[Stored entries]
====
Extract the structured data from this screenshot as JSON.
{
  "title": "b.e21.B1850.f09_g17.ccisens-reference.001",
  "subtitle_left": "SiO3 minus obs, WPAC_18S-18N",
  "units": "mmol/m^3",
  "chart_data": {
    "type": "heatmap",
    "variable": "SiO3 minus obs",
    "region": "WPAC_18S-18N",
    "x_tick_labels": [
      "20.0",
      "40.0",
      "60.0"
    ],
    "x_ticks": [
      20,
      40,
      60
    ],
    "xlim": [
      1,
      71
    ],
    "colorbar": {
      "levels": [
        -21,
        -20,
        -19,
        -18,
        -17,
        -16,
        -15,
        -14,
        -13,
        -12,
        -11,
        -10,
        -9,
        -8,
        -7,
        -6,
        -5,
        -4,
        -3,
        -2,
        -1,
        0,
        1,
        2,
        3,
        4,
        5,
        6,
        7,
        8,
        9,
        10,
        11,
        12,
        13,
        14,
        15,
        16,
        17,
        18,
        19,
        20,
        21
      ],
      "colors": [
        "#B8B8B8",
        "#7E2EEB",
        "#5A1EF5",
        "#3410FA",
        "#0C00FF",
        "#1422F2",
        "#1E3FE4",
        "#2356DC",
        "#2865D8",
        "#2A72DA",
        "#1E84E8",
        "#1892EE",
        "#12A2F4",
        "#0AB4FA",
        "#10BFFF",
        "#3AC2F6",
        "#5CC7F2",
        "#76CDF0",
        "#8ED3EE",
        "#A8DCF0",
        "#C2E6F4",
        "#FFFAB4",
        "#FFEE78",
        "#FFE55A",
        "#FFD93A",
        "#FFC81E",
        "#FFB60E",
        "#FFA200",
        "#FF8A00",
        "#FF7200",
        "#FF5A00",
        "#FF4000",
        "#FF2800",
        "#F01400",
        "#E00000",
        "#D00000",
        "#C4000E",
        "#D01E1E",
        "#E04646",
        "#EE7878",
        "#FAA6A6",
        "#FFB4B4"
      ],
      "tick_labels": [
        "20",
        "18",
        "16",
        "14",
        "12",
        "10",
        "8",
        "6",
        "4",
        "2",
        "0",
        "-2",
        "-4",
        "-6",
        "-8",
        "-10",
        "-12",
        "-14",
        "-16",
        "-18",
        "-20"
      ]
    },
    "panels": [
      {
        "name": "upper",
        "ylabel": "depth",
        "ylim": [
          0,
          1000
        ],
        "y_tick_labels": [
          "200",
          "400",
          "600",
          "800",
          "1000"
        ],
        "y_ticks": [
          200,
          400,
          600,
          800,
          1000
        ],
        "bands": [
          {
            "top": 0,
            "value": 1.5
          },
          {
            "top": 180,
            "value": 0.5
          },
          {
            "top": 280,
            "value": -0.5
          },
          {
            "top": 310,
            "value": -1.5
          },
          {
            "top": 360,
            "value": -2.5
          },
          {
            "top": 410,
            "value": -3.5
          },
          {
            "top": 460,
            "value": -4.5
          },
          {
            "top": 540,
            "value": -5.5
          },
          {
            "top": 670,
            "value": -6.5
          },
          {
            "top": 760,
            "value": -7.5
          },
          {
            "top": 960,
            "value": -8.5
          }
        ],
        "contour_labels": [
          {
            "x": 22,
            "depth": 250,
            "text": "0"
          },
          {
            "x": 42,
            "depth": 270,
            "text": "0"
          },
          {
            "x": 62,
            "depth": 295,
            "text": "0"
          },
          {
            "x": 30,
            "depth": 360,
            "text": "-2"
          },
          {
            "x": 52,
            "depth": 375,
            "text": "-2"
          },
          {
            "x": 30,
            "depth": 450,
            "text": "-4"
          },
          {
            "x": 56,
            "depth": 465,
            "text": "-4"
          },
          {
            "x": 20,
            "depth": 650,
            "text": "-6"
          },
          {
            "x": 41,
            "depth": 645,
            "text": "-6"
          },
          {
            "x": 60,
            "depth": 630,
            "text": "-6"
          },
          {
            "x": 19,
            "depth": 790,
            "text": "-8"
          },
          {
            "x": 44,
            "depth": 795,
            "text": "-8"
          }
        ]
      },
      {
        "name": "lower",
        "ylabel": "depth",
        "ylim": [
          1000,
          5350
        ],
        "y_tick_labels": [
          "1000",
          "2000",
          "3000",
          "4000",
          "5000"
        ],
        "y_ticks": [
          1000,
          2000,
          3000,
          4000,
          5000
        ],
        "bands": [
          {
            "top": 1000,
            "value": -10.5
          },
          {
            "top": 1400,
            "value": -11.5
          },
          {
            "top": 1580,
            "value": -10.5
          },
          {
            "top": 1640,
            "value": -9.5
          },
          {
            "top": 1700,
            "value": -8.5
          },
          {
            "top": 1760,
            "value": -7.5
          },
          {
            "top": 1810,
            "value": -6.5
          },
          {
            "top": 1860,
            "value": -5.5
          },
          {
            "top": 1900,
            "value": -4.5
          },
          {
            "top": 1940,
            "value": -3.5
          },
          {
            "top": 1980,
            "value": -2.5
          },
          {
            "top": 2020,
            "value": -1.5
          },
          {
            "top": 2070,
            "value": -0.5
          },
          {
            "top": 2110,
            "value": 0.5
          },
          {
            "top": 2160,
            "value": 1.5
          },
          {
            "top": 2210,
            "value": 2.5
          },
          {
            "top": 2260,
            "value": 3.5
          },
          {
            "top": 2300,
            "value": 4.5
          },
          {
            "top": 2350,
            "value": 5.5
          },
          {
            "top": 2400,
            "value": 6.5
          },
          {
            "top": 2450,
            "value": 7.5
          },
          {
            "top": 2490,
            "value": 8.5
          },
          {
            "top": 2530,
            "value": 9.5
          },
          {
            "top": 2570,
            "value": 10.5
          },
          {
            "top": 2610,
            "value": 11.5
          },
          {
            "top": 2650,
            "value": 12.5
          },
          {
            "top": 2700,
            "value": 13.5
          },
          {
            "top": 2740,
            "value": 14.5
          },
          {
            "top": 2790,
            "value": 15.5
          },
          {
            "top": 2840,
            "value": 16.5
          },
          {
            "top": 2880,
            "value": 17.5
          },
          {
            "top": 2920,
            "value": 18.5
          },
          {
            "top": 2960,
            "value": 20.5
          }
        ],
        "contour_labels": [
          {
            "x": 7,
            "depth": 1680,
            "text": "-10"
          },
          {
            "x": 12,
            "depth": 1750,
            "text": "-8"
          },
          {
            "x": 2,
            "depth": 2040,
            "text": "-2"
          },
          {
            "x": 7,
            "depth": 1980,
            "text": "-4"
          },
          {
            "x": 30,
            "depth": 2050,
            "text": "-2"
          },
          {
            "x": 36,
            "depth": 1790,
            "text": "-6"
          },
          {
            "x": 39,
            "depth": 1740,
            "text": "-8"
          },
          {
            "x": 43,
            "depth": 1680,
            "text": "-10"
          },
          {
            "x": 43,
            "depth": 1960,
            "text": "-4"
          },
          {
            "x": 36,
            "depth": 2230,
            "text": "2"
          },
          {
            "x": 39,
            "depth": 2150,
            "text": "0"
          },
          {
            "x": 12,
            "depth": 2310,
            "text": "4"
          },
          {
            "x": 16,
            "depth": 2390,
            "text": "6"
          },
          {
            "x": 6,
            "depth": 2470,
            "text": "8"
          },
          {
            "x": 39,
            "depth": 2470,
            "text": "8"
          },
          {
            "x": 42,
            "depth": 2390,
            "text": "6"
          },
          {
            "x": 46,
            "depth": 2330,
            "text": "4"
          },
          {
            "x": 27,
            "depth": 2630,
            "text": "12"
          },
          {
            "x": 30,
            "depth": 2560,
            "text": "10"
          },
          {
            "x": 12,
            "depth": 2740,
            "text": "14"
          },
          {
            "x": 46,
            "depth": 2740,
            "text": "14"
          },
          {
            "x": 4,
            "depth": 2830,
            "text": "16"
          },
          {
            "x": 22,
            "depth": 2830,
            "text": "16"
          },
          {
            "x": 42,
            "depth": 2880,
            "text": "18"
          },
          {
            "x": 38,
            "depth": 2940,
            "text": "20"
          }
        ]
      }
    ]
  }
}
====
Provide only the count of lines in the data above that include the string "minus".

▶ Final result
2